---------- Records ----------

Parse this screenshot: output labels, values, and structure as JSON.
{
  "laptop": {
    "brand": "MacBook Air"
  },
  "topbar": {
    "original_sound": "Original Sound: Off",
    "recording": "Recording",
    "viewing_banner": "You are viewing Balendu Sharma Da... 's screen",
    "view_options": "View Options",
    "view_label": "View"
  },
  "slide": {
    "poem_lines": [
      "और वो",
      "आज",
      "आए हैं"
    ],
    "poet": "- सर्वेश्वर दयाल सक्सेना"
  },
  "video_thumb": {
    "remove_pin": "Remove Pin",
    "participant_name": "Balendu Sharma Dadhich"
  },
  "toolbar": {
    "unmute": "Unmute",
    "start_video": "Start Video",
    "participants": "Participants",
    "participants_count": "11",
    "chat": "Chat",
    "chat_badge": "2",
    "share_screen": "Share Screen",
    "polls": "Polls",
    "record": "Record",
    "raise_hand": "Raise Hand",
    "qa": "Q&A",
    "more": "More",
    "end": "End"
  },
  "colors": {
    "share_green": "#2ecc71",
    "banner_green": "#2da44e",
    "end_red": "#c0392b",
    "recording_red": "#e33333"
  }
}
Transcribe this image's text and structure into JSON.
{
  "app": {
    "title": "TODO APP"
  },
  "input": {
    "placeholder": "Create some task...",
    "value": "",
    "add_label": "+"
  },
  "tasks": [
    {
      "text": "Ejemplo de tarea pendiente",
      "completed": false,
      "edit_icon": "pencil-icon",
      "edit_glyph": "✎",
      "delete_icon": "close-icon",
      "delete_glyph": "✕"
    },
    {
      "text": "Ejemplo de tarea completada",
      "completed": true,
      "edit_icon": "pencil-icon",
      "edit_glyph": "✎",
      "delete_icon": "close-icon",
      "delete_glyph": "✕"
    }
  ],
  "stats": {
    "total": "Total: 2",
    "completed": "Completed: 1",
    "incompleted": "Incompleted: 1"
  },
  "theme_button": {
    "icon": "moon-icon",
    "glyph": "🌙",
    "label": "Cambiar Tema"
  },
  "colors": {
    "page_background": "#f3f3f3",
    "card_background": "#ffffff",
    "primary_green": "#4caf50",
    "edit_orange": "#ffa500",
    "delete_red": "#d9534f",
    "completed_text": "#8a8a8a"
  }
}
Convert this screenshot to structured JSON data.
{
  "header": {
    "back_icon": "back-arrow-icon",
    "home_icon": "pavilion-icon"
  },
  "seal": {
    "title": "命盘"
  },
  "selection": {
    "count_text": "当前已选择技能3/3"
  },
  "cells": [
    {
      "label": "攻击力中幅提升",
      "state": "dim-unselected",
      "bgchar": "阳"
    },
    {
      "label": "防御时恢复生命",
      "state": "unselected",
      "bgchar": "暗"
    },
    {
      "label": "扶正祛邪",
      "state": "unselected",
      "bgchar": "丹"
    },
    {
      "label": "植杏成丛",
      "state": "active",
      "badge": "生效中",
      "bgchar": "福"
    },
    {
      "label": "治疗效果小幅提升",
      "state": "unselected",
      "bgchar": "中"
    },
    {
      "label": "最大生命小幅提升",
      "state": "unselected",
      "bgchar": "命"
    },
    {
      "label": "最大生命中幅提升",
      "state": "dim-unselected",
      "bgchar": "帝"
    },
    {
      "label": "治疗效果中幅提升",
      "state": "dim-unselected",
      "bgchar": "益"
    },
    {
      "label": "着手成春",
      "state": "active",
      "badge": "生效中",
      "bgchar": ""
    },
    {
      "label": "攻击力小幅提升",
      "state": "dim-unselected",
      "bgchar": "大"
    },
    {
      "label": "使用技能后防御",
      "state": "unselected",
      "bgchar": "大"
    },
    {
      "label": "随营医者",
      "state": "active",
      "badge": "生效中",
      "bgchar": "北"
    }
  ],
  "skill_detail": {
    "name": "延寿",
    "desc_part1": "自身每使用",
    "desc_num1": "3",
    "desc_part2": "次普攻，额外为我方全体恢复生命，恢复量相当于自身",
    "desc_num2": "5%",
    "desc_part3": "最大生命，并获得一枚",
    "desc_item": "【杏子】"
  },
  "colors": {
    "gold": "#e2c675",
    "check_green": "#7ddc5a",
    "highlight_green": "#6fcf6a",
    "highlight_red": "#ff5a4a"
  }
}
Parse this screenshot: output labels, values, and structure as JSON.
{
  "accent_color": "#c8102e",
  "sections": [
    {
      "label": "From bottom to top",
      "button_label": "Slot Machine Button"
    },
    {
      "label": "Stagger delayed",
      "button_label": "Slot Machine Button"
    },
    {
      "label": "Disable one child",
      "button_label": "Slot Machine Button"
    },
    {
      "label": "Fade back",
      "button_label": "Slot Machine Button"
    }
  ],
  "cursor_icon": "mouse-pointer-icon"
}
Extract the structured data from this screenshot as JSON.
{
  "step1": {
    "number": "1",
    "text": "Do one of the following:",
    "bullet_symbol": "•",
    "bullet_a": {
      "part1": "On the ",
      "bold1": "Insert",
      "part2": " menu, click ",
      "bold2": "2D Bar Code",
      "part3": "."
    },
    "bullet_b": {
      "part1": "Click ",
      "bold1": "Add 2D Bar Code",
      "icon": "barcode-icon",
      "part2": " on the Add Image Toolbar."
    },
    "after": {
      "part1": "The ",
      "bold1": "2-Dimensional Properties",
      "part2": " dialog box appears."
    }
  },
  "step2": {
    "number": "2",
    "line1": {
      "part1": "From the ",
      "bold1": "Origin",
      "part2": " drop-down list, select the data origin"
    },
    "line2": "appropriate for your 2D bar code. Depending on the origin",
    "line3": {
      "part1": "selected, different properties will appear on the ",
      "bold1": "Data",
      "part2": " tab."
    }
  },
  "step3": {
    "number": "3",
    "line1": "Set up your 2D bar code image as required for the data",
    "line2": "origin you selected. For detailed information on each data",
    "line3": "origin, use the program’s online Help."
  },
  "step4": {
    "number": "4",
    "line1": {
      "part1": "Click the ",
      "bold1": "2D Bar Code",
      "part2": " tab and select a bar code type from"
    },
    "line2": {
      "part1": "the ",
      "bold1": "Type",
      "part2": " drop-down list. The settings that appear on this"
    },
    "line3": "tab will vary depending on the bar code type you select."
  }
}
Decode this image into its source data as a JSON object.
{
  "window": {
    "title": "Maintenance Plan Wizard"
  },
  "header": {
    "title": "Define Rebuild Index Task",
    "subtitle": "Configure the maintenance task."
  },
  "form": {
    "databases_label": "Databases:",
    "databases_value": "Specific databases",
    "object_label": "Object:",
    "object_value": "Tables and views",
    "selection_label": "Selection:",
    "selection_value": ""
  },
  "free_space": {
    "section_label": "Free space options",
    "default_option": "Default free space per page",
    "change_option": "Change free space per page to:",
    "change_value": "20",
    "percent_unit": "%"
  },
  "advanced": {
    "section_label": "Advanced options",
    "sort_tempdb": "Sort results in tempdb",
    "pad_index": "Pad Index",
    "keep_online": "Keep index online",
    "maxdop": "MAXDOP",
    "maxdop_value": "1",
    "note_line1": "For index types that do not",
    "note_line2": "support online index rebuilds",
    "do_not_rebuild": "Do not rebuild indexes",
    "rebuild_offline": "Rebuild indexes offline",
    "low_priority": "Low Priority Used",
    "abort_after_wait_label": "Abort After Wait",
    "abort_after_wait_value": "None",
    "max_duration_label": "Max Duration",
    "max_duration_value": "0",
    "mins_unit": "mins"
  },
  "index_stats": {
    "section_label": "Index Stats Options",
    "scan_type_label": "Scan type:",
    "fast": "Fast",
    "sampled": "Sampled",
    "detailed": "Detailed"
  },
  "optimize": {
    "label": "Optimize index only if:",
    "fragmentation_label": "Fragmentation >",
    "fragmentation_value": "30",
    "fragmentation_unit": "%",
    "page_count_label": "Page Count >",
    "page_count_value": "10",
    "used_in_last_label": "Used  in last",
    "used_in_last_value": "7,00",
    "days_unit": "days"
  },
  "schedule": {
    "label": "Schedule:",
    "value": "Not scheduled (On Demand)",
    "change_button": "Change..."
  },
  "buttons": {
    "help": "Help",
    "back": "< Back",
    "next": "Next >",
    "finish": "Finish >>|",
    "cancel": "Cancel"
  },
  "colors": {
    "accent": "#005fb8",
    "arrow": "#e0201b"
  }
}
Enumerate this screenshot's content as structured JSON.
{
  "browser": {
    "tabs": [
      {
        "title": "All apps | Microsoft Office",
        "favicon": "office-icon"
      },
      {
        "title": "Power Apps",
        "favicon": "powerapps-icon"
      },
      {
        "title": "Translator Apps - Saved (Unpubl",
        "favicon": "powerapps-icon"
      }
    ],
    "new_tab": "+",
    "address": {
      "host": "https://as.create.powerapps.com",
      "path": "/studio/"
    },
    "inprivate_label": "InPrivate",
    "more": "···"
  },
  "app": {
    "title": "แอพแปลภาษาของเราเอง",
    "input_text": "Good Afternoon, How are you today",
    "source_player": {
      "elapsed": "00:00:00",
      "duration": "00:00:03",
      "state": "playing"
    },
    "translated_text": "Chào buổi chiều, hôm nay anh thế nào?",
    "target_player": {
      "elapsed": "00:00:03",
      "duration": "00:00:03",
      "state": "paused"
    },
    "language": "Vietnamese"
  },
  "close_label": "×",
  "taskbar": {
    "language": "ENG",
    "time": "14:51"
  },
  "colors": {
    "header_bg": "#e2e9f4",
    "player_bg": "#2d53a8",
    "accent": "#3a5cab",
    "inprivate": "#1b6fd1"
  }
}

----------

- Problem to work on: From the material, report only how many lines include the word "drop".

- In response: 2